▸ MATERIAL TO PROCESS
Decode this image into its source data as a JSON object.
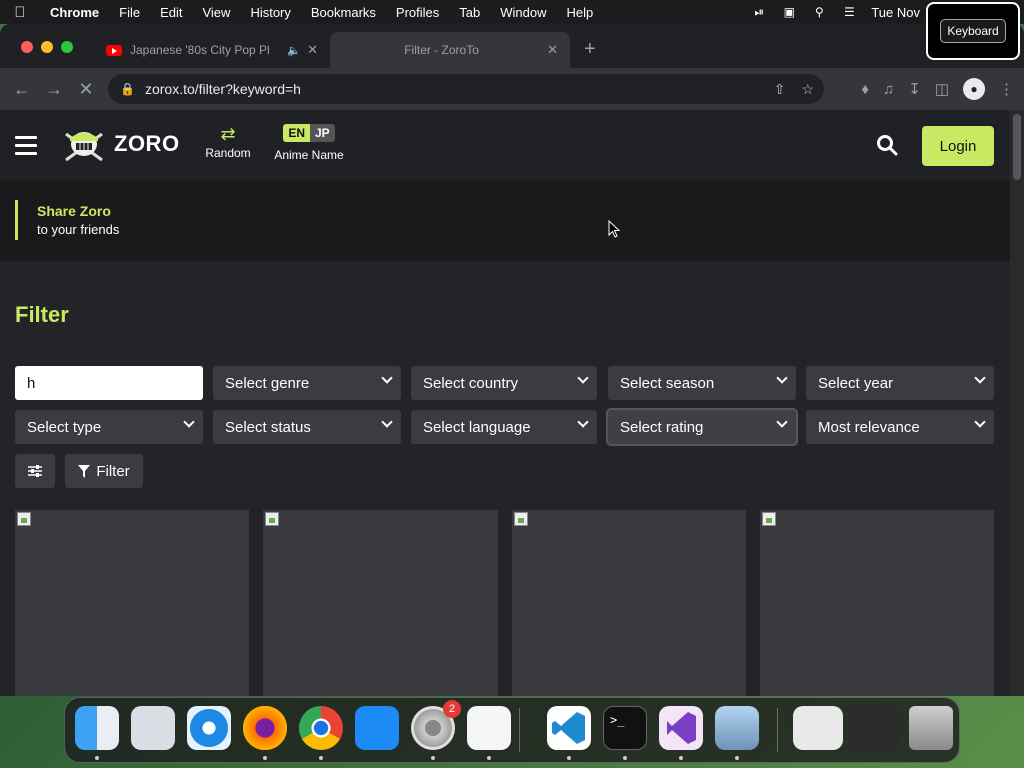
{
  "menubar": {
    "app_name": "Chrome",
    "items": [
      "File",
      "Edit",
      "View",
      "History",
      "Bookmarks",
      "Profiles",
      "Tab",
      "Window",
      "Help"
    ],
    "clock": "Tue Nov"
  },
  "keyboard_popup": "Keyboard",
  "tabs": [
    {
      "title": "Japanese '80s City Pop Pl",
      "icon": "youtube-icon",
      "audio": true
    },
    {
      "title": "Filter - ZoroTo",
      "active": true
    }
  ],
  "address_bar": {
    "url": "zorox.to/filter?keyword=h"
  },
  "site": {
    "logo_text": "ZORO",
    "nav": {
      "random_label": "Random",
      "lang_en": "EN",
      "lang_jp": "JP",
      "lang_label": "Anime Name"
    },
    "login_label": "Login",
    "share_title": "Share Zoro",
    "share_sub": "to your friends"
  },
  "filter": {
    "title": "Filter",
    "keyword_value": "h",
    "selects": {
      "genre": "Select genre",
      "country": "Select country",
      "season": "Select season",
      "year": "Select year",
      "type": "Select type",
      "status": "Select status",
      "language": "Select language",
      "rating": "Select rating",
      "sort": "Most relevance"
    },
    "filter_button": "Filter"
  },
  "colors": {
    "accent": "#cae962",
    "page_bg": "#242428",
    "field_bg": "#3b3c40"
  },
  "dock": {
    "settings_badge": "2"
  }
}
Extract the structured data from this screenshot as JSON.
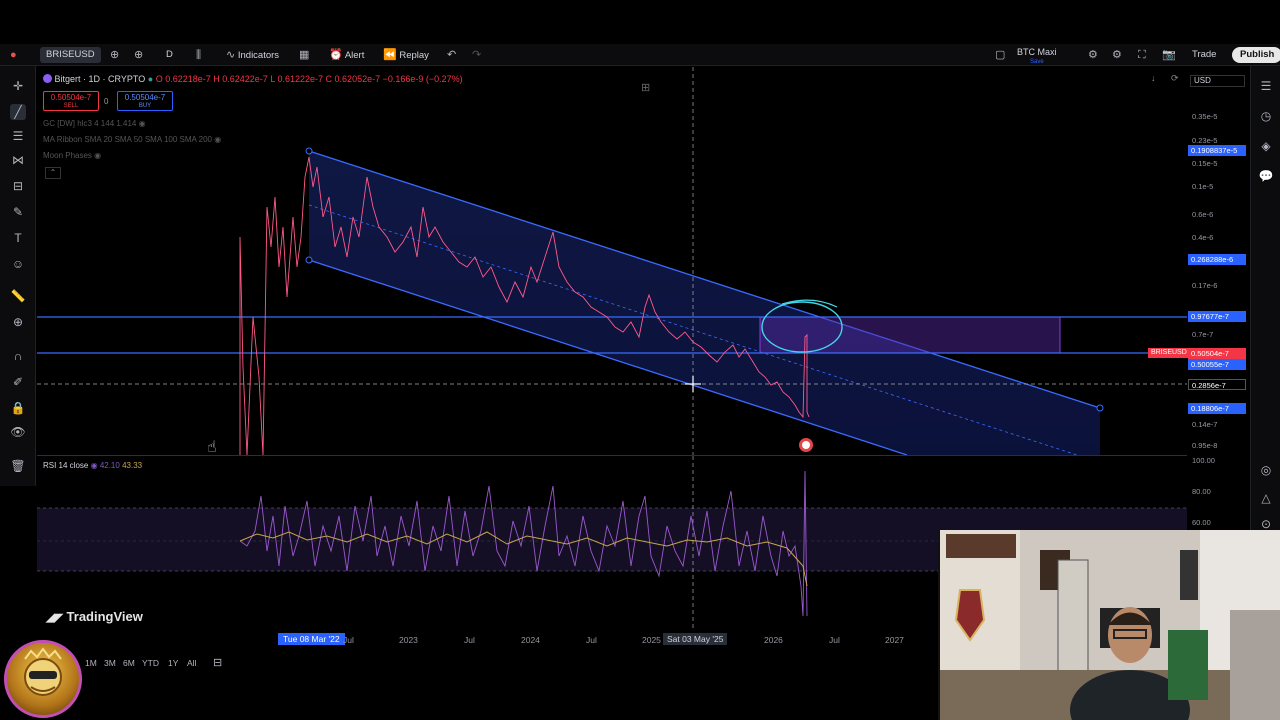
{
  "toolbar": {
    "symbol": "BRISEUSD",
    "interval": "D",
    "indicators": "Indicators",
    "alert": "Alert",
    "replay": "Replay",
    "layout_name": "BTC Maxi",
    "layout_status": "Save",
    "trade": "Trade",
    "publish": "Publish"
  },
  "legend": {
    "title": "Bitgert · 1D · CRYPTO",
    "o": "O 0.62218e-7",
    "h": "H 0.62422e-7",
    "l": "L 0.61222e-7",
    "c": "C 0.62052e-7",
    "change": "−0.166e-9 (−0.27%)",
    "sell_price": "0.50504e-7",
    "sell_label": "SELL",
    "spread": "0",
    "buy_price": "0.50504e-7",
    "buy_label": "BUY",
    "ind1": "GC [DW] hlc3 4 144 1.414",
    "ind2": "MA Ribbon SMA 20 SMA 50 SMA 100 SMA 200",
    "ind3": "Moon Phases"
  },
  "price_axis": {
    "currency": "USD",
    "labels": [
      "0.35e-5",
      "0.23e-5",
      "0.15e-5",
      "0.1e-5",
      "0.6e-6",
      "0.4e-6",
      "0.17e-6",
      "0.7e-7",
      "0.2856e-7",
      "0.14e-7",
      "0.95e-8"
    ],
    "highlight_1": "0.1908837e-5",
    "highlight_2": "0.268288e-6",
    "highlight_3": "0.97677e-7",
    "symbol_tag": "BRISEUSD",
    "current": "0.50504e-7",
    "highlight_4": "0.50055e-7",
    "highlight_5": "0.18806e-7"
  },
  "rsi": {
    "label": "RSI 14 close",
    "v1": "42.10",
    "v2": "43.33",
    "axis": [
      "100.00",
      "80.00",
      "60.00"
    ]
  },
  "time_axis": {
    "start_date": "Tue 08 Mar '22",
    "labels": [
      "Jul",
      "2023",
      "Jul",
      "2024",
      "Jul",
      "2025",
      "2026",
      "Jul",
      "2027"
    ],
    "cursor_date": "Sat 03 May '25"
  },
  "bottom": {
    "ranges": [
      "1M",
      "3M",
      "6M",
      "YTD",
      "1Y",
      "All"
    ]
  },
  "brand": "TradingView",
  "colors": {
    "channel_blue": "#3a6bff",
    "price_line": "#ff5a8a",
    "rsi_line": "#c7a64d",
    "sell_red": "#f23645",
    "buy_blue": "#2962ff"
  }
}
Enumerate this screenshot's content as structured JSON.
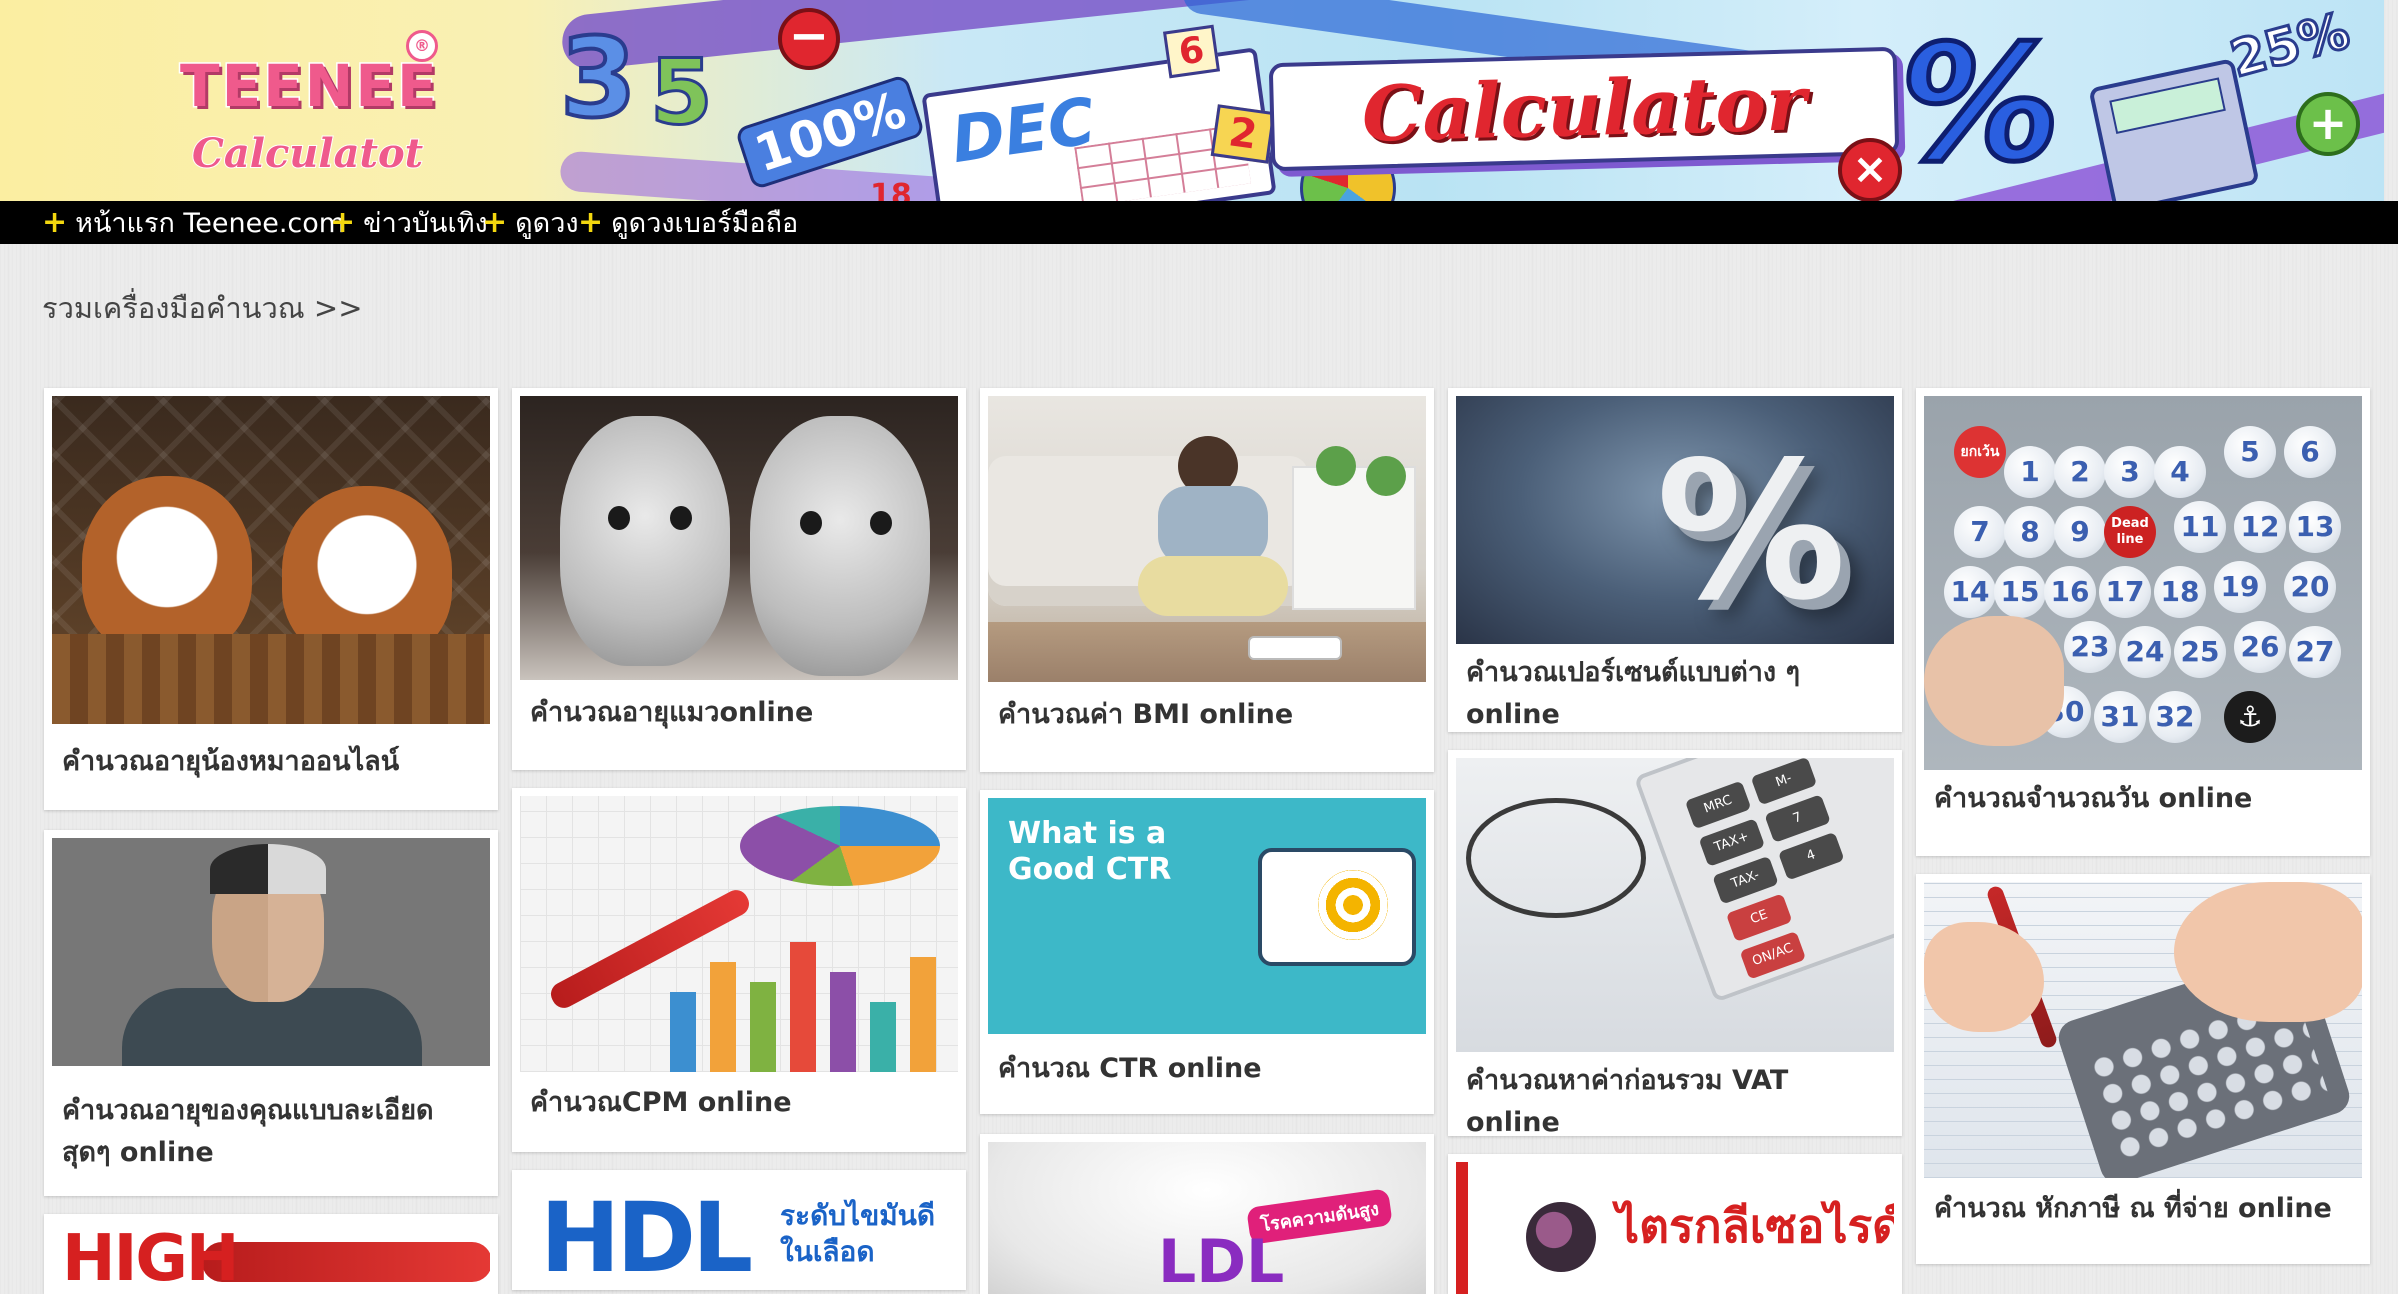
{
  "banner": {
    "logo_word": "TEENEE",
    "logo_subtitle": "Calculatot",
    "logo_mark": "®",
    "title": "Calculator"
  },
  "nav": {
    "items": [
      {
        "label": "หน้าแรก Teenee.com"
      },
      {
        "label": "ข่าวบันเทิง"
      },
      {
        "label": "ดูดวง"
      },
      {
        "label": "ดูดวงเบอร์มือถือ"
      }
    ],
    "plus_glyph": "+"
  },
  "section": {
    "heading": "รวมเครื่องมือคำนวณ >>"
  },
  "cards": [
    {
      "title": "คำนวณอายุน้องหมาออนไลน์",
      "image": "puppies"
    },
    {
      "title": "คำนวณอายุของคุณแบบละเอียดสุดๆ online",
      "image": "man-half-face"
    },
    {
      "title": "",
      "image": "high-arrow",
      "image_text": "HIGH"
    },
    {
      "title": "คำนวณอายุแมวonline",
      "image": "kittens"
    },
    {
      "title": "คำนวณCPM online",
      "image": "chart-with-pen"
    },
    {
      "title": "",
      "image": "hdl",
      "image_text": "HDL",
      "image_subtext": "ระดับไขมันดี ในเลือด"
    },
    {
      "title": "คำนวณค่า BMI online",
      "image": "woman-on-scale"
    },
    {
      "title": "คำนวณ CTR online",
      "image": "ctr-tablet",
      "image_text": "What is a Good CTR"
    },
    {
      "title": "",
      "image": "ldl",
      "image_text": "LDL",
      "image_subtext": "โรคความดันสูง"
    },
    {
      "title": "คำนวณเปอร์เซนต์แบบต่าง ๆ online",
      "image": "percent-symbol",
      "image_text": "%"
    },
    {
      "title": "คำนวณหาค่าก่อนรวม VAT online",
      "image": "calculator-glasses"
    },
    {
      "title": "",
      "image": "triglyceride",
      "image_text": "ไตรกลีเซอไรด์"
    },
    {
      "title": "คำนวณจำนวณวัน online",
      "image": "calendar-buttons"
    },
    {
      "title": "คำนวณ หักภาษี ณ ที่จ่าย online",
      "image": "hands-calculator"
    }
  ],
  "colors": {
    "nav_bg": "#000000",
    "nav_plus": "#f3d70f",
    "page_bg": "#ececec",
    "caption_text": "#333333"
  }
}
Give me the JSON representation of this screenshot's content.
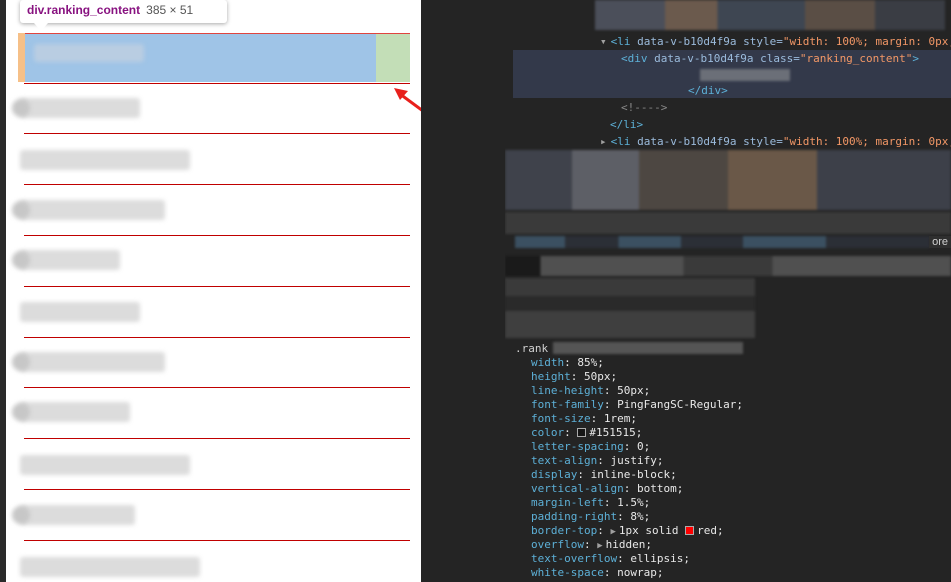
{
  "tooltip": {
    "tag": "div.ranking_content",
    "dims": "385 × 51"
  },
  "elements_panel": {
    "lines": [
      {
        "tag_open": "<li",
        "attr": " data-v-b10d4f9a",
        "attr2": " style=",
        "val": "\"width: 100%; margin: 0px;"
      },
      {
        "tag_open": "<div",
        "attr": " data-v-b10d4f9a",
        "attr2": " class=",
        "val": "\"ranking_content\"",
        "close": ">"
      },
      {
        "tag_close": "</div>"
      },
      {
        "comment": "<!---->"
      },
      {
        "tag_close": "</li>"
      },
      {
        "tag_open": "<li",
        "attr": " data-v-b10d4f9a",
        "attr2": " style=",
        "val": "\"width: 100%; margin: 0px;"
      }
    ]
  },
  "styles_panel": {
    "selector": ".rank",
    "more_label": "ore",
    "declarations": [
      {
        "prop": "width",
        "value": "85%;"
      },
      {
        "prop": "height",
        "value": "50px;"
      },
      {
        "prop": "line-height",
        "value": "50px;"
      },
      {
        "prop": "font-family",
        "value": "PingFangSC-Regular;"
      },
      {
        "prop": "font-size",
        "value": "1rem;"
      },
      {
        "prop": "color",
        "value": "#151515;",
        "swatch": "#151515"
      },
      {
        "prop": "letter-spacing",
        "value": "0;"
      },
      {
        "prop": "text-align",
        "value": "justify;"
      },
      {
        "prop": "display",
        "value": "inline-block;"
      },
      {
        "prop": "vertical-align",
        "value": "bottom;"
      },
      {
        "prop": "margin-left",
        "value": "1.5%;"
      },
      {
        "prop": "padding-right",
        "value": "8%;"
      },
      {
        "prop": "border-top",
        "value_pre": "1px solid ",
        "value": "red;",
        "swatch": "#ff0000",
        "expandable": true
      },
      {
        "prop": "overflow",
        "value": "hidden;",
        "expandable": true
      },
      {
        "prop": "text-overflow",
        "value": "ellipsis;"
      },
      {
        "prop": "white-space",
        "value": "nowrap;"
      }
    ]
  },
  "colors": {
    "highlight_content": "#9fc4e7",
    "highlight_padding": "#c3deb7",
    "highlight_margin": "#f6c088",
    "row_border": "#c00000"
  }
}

▸ DIRECTIONS
Read the entries and show each line that mentions "BRISEUSD".

▸ ANSWER FOR THIS EXERCISE
    "symbol": "BRISEUSD",
    "symbol_tag": "BRISEUSD",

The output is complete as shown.